* _DATA SUPPLIED_
• • • • •
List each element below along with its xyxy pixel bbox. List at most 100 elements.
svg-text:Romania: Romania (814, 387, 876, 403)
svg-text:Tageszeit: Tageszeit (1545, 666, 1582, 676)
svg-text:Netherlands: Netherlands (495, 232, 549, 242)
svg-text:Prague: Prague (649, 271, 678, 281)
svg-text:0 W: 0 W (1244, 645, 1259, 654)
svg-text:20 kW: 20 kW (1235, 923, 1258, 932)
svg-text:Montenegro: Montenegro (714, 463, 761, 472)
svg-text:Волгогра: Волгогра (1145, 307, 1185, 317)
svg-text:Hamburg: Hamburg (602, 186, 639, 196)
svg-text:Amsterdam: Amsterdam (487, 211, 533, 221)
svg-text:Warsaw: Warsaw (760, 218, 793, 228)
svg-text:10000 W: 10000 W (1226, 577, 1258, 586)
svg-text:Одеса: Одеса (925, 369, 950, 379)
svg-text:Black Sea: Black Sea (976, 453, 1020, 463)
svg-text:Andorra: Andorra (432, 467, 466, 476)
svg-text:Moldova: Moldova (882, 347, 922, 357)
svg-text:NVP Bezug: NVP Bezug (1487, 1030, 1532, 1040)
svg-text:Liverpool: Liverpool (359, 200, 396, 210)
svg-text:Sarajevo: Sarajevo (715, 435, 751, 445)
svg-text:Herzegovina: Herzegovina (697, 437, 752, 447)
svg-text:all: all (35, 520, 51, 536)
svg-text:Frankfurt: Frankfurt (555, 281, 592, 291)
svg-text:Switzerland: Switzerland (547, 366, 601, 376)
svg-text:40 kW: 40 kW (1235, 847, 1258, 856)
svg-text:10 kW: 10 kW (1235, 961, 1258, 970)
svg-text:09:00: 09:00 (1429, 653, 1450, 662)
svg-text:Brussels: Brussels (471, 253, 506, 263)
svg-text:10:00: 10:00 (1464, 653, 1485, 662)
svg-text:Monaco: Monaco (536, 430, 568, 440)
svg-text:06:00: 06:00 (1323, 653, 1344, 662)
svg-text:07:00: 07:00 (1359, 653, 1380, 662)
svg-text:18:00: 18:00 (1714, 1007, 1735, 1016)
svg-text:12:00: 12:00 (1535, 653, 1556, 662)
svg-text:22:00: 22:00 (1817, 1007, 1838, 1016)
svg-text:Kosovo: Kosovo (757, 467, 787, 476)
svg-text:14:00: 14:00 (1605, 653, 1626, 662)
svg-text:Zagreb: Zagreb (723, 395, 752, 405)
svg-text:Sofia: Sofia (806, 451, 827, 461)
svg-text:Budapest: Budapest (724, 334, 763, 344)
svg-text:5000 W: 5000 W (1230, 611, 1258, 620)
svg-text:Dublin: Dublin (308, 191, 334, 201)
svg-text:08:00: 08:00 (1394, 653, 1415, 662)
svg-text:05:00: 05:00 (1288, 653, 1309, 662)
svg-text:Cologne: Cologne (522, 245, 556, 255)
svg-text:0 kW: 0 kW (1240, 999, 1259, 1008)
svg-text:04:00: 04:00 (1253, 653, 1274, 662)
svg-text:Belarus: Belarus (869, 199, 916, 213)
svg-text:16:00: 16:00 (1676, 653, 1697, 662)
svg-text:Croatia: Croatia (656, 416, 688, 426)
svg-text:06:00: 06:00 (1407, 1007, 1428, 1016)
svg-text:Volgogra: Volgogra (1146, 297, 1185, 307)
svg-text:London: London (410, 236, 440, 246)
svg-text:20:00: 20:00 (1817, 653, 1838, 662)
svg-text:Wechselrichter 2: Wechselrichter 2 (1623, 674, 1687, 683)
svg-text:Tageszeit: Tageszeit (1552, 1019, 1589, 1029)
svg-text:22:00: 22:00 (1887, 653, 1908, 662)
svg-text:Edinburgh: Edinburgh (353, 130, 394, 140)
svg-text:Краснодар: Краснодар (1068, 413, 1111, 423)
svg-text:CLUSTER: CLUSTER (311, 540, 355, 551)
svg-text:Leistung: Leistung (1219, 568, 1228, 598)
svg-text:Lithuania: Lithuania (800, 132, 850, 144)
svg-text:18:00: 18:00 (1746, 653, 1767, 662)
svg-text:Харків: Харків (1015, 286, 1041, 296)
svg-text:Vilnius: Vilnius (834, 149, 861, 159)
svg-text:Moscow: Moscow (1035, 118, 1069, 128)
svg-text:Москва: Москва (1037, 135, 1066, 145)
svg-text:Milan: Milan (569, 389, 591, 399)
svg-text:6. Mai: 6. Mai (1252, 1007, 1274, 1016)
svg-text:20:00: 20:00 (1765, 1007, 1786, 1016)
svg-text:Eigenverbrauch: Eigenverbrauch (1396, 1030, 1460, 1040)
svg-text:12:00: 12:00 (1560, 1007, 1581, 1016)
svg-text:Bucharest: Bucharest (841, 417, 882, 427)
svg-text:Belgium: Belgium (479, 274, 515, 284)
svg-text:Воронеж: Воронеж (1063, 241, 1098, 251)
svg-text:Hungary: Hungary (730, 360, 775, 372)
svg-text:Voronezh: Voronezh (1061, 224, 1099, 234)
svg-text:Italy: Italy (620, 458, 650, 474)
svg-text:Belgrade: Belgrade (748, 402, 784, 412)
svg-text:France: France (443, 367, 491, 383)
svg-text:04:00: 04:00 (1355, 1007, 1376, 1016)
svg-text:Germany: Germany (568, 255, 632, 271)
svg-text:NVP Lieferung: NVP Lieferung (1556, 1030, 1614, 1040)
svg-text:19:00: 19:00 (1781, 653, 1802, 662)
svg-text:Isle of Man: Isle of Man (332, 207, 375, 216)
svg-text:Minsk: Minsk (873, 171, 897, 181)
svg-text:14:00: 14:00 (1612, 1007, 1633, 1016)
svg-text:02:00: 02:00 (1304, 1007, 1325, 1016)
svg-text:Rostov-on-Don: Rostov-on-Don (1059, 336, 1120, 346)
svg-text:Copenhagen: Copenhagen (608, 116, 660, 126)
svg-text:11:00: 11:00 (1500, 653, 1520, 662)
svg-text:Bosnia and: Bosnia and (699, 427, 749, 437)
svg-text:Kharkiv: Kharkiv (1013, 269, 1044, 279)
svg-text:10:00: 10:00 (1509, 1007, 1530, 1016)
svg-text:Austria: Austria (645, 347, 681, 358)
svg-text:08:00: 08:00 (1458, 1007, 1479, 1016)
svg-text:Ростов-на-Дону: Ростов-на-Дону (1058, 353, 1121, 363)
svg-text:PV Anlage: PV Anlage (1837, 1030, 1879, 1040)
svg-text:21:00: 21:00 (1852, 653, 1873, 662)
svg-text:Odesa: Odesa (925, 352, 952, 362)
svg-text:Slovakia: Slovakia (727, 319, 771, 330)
• • • • •
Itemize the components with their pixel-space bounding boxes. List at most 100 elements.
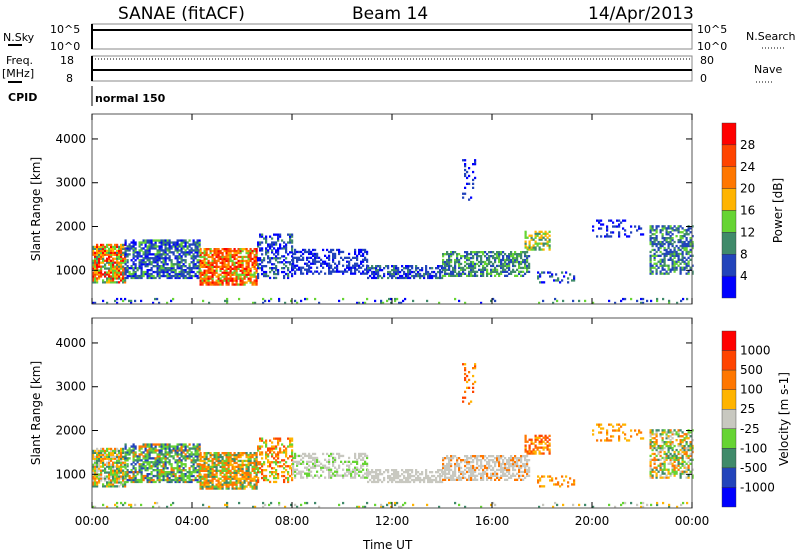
• • • • •
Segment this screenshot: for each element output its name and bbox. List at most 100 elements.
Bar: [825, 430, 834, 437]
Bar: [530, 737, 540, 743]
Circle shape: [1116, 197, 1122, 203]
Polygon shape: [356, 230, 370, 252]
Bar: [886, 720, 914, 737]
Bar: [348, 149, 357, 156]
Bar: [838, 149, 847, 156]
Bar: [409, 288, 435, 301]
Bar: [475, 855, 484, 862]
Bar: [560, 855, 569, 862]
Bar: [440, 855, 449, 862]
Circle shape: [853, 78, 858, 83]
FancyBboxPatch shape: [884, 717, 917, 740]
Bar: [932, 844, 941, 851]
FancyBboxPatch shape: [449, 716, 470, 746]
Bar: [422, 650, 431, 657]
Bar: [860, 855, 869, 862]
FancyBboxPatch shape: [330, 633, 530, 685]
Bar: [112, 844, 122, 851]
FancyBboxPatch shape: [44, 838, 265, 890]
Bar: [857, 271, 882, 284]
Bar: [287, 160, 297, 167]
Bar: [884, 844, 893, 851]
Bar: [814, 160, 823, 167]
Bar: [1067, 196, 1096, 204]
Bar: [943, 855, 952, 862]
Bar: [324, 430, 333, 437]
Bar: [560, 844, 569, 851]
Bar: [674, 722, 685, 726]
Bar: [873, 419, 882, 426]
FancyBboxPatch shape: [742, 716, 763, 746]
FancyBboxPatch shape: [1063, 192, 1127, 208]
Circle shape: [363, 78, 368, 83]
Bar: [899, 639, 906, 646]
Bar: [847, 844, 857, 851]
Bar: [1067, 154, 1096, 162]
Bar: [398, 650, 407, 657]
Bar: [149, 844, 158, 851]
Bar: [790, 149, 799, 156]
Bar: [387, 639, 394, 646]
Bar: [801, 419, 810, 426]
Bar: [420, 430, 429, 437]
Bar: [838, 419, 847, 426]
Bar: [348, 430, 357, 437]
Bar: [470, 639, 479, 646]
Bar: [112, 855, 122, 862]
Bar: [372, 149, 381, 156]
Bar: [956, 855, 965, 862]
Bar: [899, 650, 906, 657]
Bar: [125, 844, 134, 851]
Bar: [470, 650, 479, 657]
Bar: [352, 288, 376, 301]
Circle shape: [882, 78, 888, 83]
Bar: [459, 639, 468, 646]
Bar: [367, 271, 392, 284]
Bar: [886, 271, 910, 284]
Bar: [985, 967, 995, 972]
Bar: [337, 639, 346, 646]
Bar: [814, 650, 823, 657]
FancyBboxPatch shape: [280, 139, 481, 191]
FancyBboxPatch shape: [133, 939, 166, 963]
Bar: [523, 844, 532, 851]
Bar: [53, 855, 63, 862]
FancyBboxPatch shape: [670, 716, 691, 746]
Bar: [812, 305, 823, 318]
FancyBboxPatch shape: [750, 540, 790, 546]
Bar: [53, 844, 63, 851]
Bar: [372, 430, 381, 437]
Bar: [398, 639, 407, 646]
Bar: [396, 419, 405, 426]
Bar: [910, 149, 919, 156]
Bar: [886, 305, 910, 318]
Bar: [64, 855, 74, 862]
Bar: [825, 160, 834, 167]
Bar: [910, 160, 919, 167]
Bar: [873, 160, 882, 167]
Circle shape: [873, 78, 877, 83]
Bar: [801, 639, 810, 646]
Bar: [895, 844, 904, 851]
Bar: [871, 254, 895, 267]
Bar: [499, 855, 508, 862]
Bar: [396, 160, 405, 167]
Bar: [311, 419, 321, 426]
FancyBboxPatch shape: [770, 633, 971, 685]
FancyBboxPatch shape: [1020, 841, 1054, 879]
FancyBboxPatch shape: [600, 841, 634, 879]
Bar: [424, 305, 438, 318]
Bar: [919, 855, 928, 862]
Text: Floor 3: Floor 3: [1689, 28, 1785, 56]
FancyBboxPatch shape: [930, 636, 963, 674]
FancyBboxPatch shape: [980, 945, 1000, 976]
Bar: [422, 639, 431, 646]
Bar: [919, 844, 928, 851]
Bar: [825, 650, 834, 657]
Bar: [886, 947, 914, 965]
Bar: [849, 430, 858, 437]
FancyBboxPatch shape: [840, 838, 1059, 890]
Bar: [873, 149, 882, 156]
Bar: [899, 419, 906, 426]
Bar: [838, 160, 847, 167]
• • • • •
* _WORK INSTRUCTIONS_
Rename "Bar" to "Column" in the lines of the entries starting at the one containing "Segment this screenshot: for" and ending at the one containing "Bar: [348, 149, 357, 156]", changing nothing else. Give only those lines.

* _WORKED SOLUTION_
Segment this screenshot: for each element output its name and bbox. List at most 100 elements.
Column: [825, 430, 834, 437]
Column: [530, 737, 540, 743]
Circle shape: [1116, 197, 1122, 203]
Polygon shape: [356, 230, 370, 252]
Column: [886, 720, 914, 737]
Column: [348, 149, 357, 156]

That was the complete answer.